▸ **Task description**: Repeat each record below exactly as given.
## Start Dataset
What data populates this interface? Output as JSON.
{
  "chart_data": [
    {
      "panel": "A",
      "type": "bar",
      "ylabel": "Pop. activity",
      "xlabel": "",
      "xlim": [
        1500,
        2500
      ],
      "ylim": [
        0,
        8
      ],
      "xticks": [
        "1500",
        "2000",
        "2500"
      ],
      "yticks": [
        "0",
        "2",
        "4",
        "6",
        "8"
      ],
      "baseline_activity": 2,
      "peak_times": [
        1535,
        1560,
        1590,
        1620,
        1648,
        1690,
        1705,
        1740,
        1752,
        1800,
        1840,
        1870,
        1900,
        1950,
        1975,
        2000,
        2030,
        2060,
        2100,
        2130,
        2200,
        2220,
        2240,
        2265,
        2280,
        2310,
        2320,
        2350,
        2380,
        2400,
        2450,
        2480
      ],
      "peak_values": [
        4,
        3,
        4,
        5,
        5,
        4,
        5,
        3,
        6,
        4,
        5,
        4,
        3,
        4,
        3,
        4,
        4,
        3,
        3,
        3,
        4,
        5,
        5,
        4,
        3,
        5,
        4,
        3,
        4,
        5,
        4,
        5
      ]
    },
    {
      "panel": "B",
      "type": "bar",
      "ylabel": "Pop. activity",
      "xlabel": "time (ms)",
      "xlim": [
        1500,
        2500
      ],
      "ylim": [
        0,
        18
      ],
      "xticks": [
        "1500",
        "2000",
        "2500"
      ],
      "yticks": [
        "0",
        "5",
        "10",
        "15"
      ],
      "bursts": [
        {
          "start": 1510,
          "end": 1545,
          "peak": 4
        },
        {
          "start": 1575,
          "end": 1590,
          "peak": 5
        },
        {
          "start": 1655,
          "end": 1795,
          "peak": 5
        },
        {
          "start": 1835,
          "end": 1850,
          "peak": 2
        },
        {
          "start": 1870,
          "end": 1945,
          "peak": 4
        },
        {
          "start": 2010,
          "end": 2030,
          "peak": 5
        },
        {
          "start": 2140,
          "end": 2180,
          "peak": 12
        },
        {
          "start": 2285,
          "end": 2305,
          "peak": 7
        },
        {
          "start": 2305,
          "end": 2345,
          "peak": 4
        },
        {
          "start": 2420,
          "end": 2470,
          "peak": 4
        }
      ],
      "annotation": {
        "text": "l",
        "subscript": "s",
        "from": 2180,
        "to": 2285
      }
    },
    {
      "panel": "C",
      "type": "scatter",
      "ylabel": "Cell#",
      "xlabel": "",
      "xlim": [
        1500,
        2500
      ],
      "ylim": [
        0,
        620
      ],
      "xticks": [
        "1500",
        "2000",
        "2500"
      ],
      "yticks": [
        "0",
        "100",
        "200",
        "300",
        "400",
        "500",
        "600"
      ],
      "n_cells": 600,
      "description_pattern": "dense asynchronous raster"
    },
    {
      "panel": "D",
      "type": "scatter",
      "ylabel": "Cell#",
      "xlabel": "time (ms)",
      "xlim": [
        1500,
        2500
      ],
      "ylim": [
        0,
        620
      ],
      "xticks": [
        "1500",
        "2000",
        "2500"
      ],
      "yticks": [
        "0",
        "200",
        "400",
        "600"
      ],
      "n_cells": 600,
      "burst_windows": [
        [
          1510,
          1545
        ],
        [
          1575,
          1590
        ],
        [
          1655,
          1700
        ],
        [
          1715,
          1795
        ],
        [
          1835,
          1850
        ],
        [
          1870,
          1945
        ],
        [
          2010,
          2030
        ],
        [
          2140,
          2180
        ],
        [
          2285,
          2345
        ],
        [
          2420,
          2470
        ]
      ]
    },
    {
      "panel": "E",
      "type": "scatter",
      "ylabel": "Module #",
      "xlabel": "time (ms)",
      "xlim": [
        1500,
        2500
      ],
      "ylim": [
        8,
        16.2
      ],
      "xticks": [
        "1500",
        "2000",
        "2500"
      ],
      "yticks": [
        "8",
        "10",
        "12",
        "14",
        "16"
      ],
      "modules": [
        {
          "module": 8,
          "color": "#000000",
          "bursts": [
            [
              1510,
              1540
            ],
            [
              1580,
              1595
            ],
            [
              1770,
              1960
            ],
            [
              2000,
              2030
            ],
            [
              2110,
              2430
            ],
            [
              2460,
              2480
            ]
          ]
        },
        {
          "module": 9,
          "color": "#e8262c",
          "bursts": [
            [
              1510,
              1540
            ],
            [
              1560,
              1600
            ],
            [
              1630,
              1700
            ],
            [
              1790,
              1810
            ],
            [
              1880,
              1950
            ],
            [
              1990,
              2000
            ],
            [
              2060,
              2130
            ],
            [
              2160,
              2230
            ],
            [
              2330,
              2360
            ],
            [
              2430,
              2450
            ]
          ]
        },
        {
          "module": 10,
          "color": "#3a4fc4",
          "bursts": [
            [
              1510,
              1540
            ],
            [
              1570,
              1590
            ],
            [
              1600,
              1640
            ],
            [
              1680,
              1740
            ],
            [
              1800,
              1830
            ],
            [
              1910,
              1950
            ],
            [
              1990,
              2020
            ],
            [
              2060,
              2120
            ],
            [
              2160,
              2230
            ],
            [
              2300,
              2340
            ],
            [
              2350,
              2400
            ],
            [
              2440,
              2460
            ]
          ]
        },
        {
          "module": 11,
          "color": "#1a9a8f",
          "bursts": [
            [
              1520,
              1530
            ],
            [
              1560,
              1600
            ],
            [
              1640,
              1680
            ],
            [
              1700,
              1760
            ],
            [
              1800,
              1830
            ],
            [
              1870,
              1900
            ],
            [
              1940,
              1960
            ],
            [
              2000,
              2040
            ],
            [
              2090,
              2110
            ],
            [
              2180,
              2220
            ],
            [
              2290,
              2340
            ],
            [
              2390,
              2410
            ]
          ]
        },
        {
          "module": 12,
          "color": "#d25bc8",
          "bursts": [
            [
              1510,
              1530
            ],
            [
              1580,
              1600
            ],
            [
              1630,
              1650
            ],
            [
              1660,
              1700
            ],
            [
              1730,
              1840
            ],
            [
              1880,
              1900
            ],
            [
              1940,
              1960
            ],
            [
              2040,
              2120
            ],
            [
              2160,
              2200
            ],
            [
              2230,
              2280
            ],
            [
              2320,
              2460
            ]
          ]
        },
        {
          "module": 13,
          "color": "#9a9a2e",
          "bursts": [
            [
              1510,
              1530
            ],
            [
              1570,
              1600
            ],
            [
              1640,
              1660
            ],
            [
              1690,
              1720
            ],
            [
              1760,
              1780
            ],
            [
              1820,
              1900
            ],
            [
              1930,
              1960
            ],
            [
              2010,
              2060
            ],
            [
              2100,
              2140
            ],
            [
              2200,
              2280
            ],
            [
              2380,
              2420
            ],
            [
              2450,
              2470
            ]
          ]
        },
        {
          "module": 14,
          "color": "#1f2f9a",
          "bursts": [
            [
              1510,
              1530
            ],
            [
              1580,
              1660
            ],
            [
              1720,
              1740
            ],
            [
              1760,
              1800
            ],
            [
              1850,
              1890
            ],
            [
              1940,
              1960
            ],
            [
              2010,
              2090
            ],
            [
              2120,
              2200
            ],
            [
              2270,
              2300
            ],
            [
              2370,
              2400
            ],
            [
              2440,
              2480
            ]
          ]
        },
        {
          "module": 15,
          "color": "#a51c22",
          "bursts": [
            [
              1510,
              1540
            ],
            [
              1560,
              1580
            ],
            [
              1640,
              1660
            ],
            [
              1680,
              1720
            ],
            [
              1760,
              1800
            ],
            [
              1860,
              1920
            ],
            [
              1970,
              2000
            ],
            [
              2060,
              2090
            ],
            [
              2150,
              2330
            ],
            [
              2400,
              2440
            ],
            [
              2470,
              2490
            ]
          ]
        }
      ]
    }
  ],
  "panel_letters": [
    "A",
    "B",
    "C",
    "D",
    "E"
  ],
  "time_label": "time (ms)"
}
## End Dataset
▸ **Solution to this task**:
What data populates this interface? Output as JSON.
{
  "chart_data": [
    {
      "panel": "A",
      "type": "bar",
      "ylabel": "Pop. activity",
      "xlabel": "",
      "xlim": [
        1500,
        2500
      ],
      "ylim": [
        0,
        8
      ],
      "xticks": [
        "1500",
        "2000",
        "2500"
      ],
      "yticks": [
        "0",
        "2",
        "4",
        "6",
        "8"
      ],
      "baseline_activity": 2,
      "peak_times": [
        1535,
        1560,
        1590,
        1620,
        1648,
        1690,
        1705,
        1740,
        1752,
        1800,
        1840,
        1870,
        1900,
        1950,
        1975,
        2000,
        2030,
        2060,
        2100,
        2130,
        2200,
        2220,
        2240,
        2265,
        2280,
        2310,
        2320,
        2350,
        2380,
        2400,
        2450,
        2480
      ],
      "peak_values": [
        4,
        3,
        4,
        5,
        5,
        4,
        5,
        3,
        6,
        4,
        5,
        4,
        3,
        4,
        3,
        4,
        4,
        3,
        3,
        3,
        4,
        5,
        5,
        4,
        3,
        5,
        4,
        3,
        4,
        5,
        4,
        5
      ]
    },
    {
      "panel": "B",
      "type": "bar",
      "ylabel": "Pop. activity",
      "xlabel": "time (ms)",
      "xlim": [
        1500,
        2500
      ],
      "ylim": [
        0,
        18
      ],
      "xticks": [
        "1500",
        "2000",
        "2500"
      ],
      "yticks": [
        "0",
        "5",
        "10",
        "15"
      ],
      "bursts": [
        {
          "start": 1510,
          "end": 1545,
          "peak": 4
        },
        {
          "start": 1575,
          "end": 1590,
          "peak": 5
        },
        {
          "start": 1655,
          "end": 1795,
          "peak": 5
        },
        {
          "start": 1835,
          "end": 1850,
          "peak": 2
        },
        {
          "start": 1870,
          "end": 1945,
          "peak": 4
        },
        {
          "start": 2010,
          "end": 2030,
          "peak": 5
        },
        {
          "start": 2140,
          "end": 2180,
          "peak": 12
        },
        {
          "start": 2285,
          "end": 2305,
          "peak": 7
        },
        {
          "start": 2305,
          "end": 2345,
          "peak": 4
        },
        {
          "start": 2420,
          "end": 2470,
          "peak": 4
        }
      ],
      "annotation": {
        "text": "l",
        "subscript": "s",
        "from": 2180,
        "to": 2285
      }
    },
    {
      "panel": "C",
      "type": "scatter",
      "ylabel": "Cell#",
      "xlabel": "",
      "xlim": [
        1500,
        2500
      ],
      "ylim": [
        0,
        620
      ],
      "xticks": [
        "1500",
        "2000",
        "2500"
      ],
      "yticks": [
        "0",
        "100",
        "200",
        "300",
        "400",
        "500",
        "600"
      ],
      "n_cells": 600,
      "description_pattern": "dense asynchronous raster"
    },
    {
      "panel": "D",
      "type": "scatter",
      "ylabel": "Cell#",
      "xlabel": "time (ms)",
      "xlim": [
        1500,
        2500
      ],
      "ylim": [
        0,
        620
      ],
      "xticks": [
        "1500",
        "2000",
        "2500"
      ],
      "yticks": [
        "0",
        "200",
        "400",
        "600"
      ],
      "n_cells": 600,
      "burst_windows": [
        [
          1510,
          1545
        ],
        [
          1575,
          1590
        ],
        [
          1655,
          1700
        ],
        [
          1715,
          1795
        ],
        [
          1835,
          1850
        ],
        [
          1870,
          1945
        ],
        [
          2010,
          2030
        ],
        [
          2140,
          2180
        ],
        [
          2285,
          2345
        ],
        [
          2420,
          2470
        ]
      ]
    },
    {
      "panel": "E",
      "type": "scatter",
      "ylabel": "Module #",
      "xlabel": "time (ms)",
      "xlim": [
        1500,
        2500
      ],
      "ylim": [
        8,
        16.2
      ],
      "xticks": [
        "1500",
        "2000",
        "2500"
      ],
      "yticks": [
        "8",
        "10",
        "12",
        "14",
        "16"
      ],
      "modules": [
        {
          "module": 8,
          "color": "#000000",
          "bursts": [
            [
              1510,
              1540
            ],
            [
              1580,
              1595
            ],
            [
              1770,
              1960
            ],
            [
              2000,
              2030
            ],
            [
              2110,
              2430
            ],
            [
              2460,
              2480
            ]
          ]
        },
        {
          "module": 9,
          "color": "#e8262c",
          "bursts": [
            [
              1510,
              1540
            ],
            [
              1560,
              1600
            ],
            [
              1630,
              1700
            ],
            [
              1790,
              1810
            ],
            [
              1880,
              1950
            ],
            [
              1990,
              2000
            ],
            [
              2060,
              2130
            ],
            [
              2160,
              2230
            ],
            [
              2330,
              2360
            ],
            [
              2430,
              2450
            ]
          ]
        },
        {
          "module": 10,
          "color": "#3a4fc4",
          "bursts": [
            [
              1510,
              1540
            ],
            [
              1570,
              1590
            ],
            [
              1600,
              1640
            ],
            [
              1680,
              1740
            ],
            [
              1800,
              1830
            ],
            [
              1910,
              1950
            ],
            [
              1990,
              2020
            ],
            [
              2060,
              2120
            ],
            [
              2160,
              2230
            ],
            [
              2300,
              2340
            ],
            [
              2350,
              2400
            ],
            [
              2440,
              2460
            ]
          ]
        },
        {
          "module": 11,
          "color": "#1a9a8f",
          "bursts": [
            [
              1520,
              1530
            ],
            [
              1560,
              1600
            ],
            [
              1640,
              1680
            ],
            [
              1700,
              1760
            ],
            [
              1800,
              1830
            ],
            [
              1870,
              1900
            ],
            [
              1940,
              1960
            ],
            [
              2000,
              2040
            ],
            [
              2090,
              2110
            ],
            [
              2180,
              2220
            ],
            [
              2290,
              2340
            ],
            [
              2390,
              2410
            ]
          ]
        },
        {
          "module": 12,
          "color": "#d25bc8",
          "bursts": [
            [
              1510,
              1530
            ],
            [
              1580,
              1600
            ],
            [
              1630,
              1650
            ],
            [
              1660,
              1700
            ],
            [
              1730,
              1840
            ],
            [
              1880,
              1900
            ],
            [
              1940,
              1960
            ],
            [
              2040,
              2120
            ],
            [
              2160,
              2200
            ],
            [
              2230,
              2280
            ],
            [
              2320,
              2460
            ]
          ]
        },
        {
          "module": 13,
          "color": "#9a9a2e",
          "bursts": [
            [
              1510,
              1530
            ],
            [
              1570,
              1600
            ],
            [
              1640,
              1660
            ],
            [
              1690,
              1720
            ],
            [
              1760,
              1780
            ],
            [
              1820,
              1900
            ],
            [
              1930,
              1960
            ],
            [
              2010,
              2060
            ],
            [
              2100,
              2140
            ],
            [
              2200,
              2280
            ],
            [
              2380,
              2420
            ],
            [
              2450,
              2470
            ]
          ]
        },
        {
          "module": 14,
          "color": "#1f2f9a",
          "bursts": [
            [
              1510,
              1530
            ],
            [
              1580,
              1660
            ],
            [
              1720,
              1740
            ],
            [
              1760,
              1800
            ],
            [
              1850,
              1890
            ],
            [
              1940,
              1960
            ],
            [
              2010,
              2090
            ],
            [
              2120,
              2200
            ],
            [
              2270,
              2300
            ],
            [
              2370,
              2400
            ],
            [
              2440,
              2480
            ]
          ]
        },
        {
          "module": 15,
          "color": "#a51c22",
          "bursts": [
            [
              1510,
              1540
            ],
            [
              1560,
              1580
            ],
            [
              1640,
              1660
            ],
            [
              1680,
              1720
            ],
            [
              1760,
              1800
            ],
            [
              1860,
              1920
            ],
            [
              1970,
              2000
            ],
            [
              2060,
              2090
            ],
            [
              2150,
              2330
            ],
            [
              2400,
              2440
            ],
            [
              2470,
              2490
            ]
          ]
        }
      ]
    }
  ],
  "panel_letters": [
    "A",
    "B",
    "C",
    "D",
    "E"
  ],
  "time_label": "time (ms)"
}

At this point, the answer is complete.